Rename "slot-dot" to "port-dot" in the material, starting at the line containing "- arrow-right-icon[interactable]: ▶: [113, 332, 117, 338]" and ending at the line containing "- slot-dot[interactable]: [140, 292, 144, 297]". Write out only those lines, leaving everything else in them unchanged.

(Page element annotations)
-*-*-

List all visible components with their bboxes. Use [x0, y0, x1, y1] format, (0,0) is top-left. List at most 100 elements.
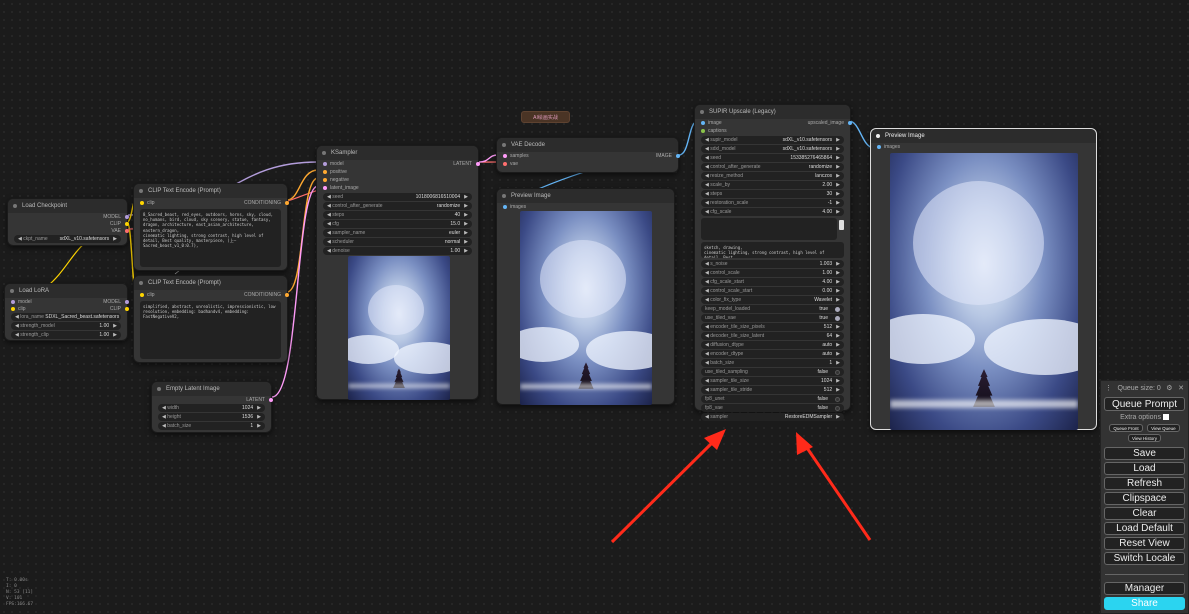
- arrow-right-icon[interactable]: ▶: [113, 332, 117, 338]
- io-row-clip[interactable]: clip CLIP: [5, 305, 129, 312]
- slot-dot[interactable]: [701, 121, 705, 125]
- io-row[interactable]: clip CONDITIONING: [134, 198, 289, 207]
- prompt-textarea[interactable]: simplified, abstract, unrealistic, impre…: [140, 301, 281, 359]
- slot-dot[interactable]: [323, 178, 327, 182]
- queue-prompt-button[interactable]: Queue Prompt: [1104, 397, 1185, 411]
- toggle-icon[interactable]: [835, 396, 840, 402]
- output-clip[interactable]: CLIP: [8, 220, 129, 227]
- widget-encoder-dtype[interactable]: ◀ encoder_dtype auto ▶: [701, 350, 844, 358]
- widget-control-after-generate[interactable]: ◀ control_after_generate randomize ▶: [323, 202, 472, 210]
- arrow-left-icon[interactable]: ◀: [705, 288, 709, 294]
- toggle-icon[interactable]: [835, 405, 840, 411]
- node-title[interactable]: SUPIR Upscale (Legacy): [695, 105, 850, 119]
- widget-use-tiled-sampling[interactable]: use_tiled_sampling false: [701, 368, 844, 376]
- arrow-left-icon[interactable]: ◀: [705, 333, 709, 339]
- slot-dot[interactable]: [140, 292, 144, 297]
- arrow-right-icon[interactable]: ▶: [836, 288, 840, 294]
- arrow-right-icon[interactable]: ▶: [257, 423, 261, 429]
- slot-dot[interactable]: [125, 214, 129, 219]
- widget-batch-size[interactable]: ◀ batch_size 1 ▶: [701, 359, 844, 367]
- widget-seed[interactable]: ◀ seed 153385276465864 ▶: [701, 154, 844, 162]
- widget-cfg[interactable]: ◀ cfg 15.0 ▶: [323, 220, 472, 228]
- arrow-right-icon[interactable]: ▶: [836, 155, 840, 161]
- widget-encoder-tile-size-pixels[interactable]: ◀ encoder_tile_size_pixels 512 ▶: [701, 323, 844, 331]
- output-model[interactable]: MODEL: [8, 213, 129, 220]
- widget-control-after-generate[interactable]: ◀ control_after_generate randomize ▶: [701, 163, 844, 171]
- arrow-left-icon[interactable]: ◀: [15, 332, 19, 338]
- node-preview-image-2[interactable]: Preview Image images: [870, 128, 1097, 430]
- arrow-left-icon[interactable]: ◀: [705, 270, 709, 276]
- save-button[interactable]: Save: [1104, 447, 1185, 460]
- arrow-left-icon[interactable]: ◀: [705, 200, 709, 206]
- arrow-left-icon[interactable]: ◀: [705, 155, 709, 161]
- node-load-lora[interactable]: Load LoRA model MODEL clip CLIP ◀ lora_nam…: [4, 283, 129, 341]
- node-clip-text-encode-positive[interactable]: CLIP Text Encode (Prompt) clip CONDITIONI…: [133, 183, 289, 271]
- io-row[interactable]: clip CONDITIONING: [134, 290, 289, 299]
- slot-dot[interactable]: [503, 205, 507, 209]
- widget-scale-by[interactable]: ◀ scale_by 2.00 ▶: [701, 181, 844, 189]
- arrow-right-icon[interactable]: ▶: [836, 297, 840, 303]
- arrow-left-icon[interactable]: ◀: [705, 378, 709, 384]
- slot-dot[interactable]: [503, 154, 507, 158]
- slot-dot[interactable]: [140, 200, 144, 205]
- toggle-icon[interactable]: [835, 369, 840, 375]
- supir-prompt-textarea[interactable]: [701, 218, 837, 240]
- widget-use-tiled-vae[interactable]: use_tiled_vae true: [701, 314, 844, 322]
- widget-denoise[interactable]: ◀ denoise 1.00 ▶: [323, 247, 472, 255]
- node-title[interactable]: VAE Decode: [497, 138, 678, 152]
- arrow-left-icon[interactable]: ◀: [705, 360, 709, 366]
- arrow-right-icon[interactable]: ▶: [836, 146, 840, 152]
- arrow-right-icon[interactable]: ▶: [836, 279, 840, 285]
- io-row-captions[interactable]: captions: [695, 127, 850, 135]
- slot-dot[interactable]: [11, 299, 15, 304]
- arrow-left-icon[interactable]: ◀: [18, 236, 22, 242]
- widget-seed[interactable]: ◀ seed 1018006816510004 ▶: [323, 193, 472, 201]
- widget-keep-model-loaded[interactable]: keep_model_loaded true: [701, 305, 844, 313]
- extra-options-checkbox[interactable]: [1162, 414, 1169, 421]
- clear-button[interactable]: Clear: [1104, 507, 1185, 520]
- widget-decoder-tile-size-latent[interactable]: ◀ decoder_tile_size_latent 64 ▶: [701, 332, 844, 340]
- node-clip-text-encode-negative[interactable]: CLIP Text Encode (Prompt) clip CONDITIONI…: [133, 275, 289, 363]
- view-queue-button[interactable]: View Queue: [1147, 424, 1180, 432]
- arrow-right-icon[interactable]: ▶: [836, 137, 840, 143]
- arrow-right-icon[interactable]: ▶: [464, 230, 468, 236]
- io-row-model[interactable]: model MODEL: [5, 298, 129, 305]
- load-default-button[interactable]: Load Default: [1104, 522, 1185, 535]
- arrow-right-icon[interactable]: ▶: [836, 360, 840, 366]
- slot-dot[interactable]: [285, 292, 289, 297]
- arrow-left-icon[interactable]: ◀: [327, 221, 331, 227]
- node-title[interactable]: Load Checkpoint: [8, 199, 127, 213]
- widget-lora-name[interactable]: ◀ lora_name SDXL_Sacred_beast.safetensor…: [11, 313, 121, 321]
- clipspace-button[interactable]: Clipspace: [1104, 492, 1185, 505]
- widget-control-scale[interactable]: ◀ control_scale 1.00 ▶: [701, 269, 844, 277]
- node-load-checkpoint[interactable]: Load Checkpoint MODEL CLIP VAE ◀ ckpt_na…: [7, 198, 129, 246]
- widget-steps[interactable]: ◀ steps 40 ▶: [323, 211, 472, 219]
- arrow-right-icon[interactable]: ▶: [113, 236, 117, 242]
- widget-sampler[interactable]: ◀ sampler RestoreEDMSampler ▶: [701, 413, 844, 421]
- textarea-scroll-icon[interactable]: [839, 220, 844, 230]
- arrow-right-icon[interactable]: ▶: [836, 351, 840, 357]
- arrow-left-icon[interactable]: ◀: [705, 279, 709, 285]
- io-row-images[interactable]: images: [871, 143, 1096, 151]
- slot-dot[interactable]: [269, 397, 273, 402]
- arrow-right-icon[interactable]: ▶: [836, 209, 840, 215]
- node-supir-upscale[interactable]: SUPIR Upscale (Legacy) image upscaled_ima…: [694, 104, 852, 421]
- slot-dot[interactable]: [323, 186, 327, 190]
- queue-front-button[interactable]: Queue Front: [1109, 424, 1143, 432]
- arrow-right-icon[interactable]: ▶: [836, 270, 840, 276]
- slot-dot[interactable]: [877, 145, 881, 149]
- arrow-left-icon[interactable]: ◀: [162, 405, 166, 411]
- arrow-left-icon[interactable]: ◀: [705, 146, 709, 152]
- drag-handle-icon[interactable]: ⋮: [1105, 384, 1112, 392]
- arrow-right-icon[interactable]: ▶: [836, 414, 840, 420]
- widget-cfg-scale-start[interactable]: ◀ cfg_scale_start 4.00 ▶: [701, 278, 844, 286]
- widget-ckpt-name[interactable]: ◀ ckpt_name sdXL_v10.safetensors ▶: [14, 235, 121, 243]
- manager-button[interactable]: Manager: [1104, 582, 1185, 595]
- share-button[interactable]: Share: [1104, 597, 1185, 610]
- widget-height[interactable]: ◀ height 1536 ▶: [158, 413, 265, 421]
- arrow-left-icon[interactable]: ◀: [162, 423, 166, 429]
- widget-fp8-unet[interactable]: fp8_unet false: [701, 395, 844, 403]
- gear-icon[interactable]: ⚙: [1166, 384, 1172, 392]
- arrow-left-icon[interactable]: ◀: [705, 342, 709, 348]
- arrow-right-icon[interactable]: ▶: [836, 200, 840, 206]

-*-*-

**Exercise result**
- arrow-right-icon[interactable]: ▶: [113, 332, 117, 338]
- io-row-clip[interactable]: clip CLIP: [5, 305, 129, 312]
- port-dot[interactable]: [701, 121, 705, 125]
- io-row[interactable]: clip CONDITIONING: [134, 198, 289, 207]
- prompt-textarea[interactable]: simplified, abstract, unrealistic, impre…: [140, 301, 281, 359]
- port-dot[interactable]: [323, 178, 327, 182]
- queue-prompt-button[interactable]: Queue Prompt: [1104, 397, 1185, 411]
- toggle-icon[interactable]: [835, 396, 840, 402]
- output-clip[interactable]: CLIP: [8, 220, 129, 227]
- widget-encoder-dtype[interactable]: ◀ encoder_dtype auto ▶: [701, 350, 844, 358]
- widget-control-after-generate[interactable]: ◀ control_after_generate randomize ▶: [323, 202, 472, 210]
- arrow-left-icon[interactable]: ◀: [705, 288, 709, 294]
- toggle-icon[interactable]: [835, 405, 840, 411]
- node-title[interactable]: SUPIR Upscale (Legacy): [695, 105, 850, 119]
- widget-use-tiled-sampling[interactable]: use_tiled_sampling false: [701, 368, 844, 376]
- arrow-left-icon[interactable]: ◀: [705, 333, 709, 339]
- port-dot[interactable]: [140, 292, 144, 297]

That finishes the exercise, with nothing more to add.